From the entries below, please gather each line containing the string "sohu".

--- begin MATERIAL FOR THIS TASK ---

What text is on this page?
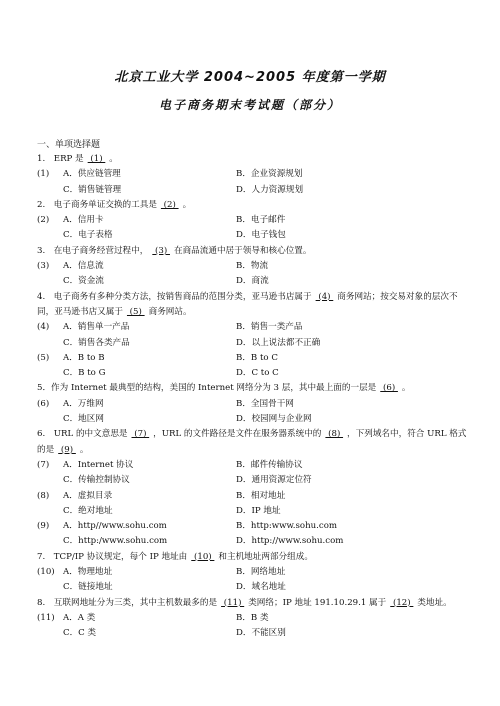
北京工业大学 2004~2005 年度第一学期
电子商务期末考试题（部分）
一、单项选择题
1.　ERP 是 (1) 。
(1) A．供应链管理	B．企业资源规划
C．销售链管理	D．人力资源规划
2.　电子商务单证交换的工具是 (2) 。
(2) A．信用卡	B．电子邮件
C．电子表格	D．电子钱包
3.　在电子商务经营过程中， (3) 在商品流通中居于领导和核心位置。
(3) A．信息流	B．物流
C．资金流	D．商流
4.　电子商务有多种分类方法，按销售商品的范围分类，亚马逊书店属于 (4) 商务网站；按交易对象的层次不同，亚马逊书店又属于 (5) 商务网站。
(4) A．销售单一产品	B．销售一类产品
C．销售各类产品	D．以上说法都不正确
(5) A．B to B	B．B to C
C．B to G	D．C to C
5．作为 Internet 最典型的结构，美国的 Internet 网络分为 3 层，其中最上面的一层是 (6) 。
(6) A．万维网	B．全国骨干网
C．地区网	D．校园网与企业网
6.　URL 的中文意思是 (7) ，URL 的文件路径是文件在服务器系统中的 (8) ，下列域名中，符合 URL 格式的是 (9) 。
(7) A．Internet 协议	B．邮件传输协议
C．传输控制协议	D．通用资源定位符
(8) A．虚拟目录	B．相对地址
C．绝对地址	D．IP 地址
(9) A．http//www.sohu.com	B．http:www.sohu.com
C．http:/www.sohu.com	D．http://www.sohu.com
7.　TCP/IP 协议规定，每个 IP 地址由 (10) 和主机地址两部分组成。
(10) A．物理地址	B．网络地址
C．链接地址	D．域名地址
8.　互联网地址分为三类，其中主机数最多的是 (11) 类网络；IP 地址 191.10.29.1 属于 (12) 类地址。
(11) A．A 类	B．B 类
C．C 类	D．不能区别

--- end MATERIAL FOR THIS TASK ---

- CORRECT OUTPUT -
(9) A．http//www.sohu.com	B．http:www.sohu.com
C．http:/www.sohu.com	D．http://www.sohu.com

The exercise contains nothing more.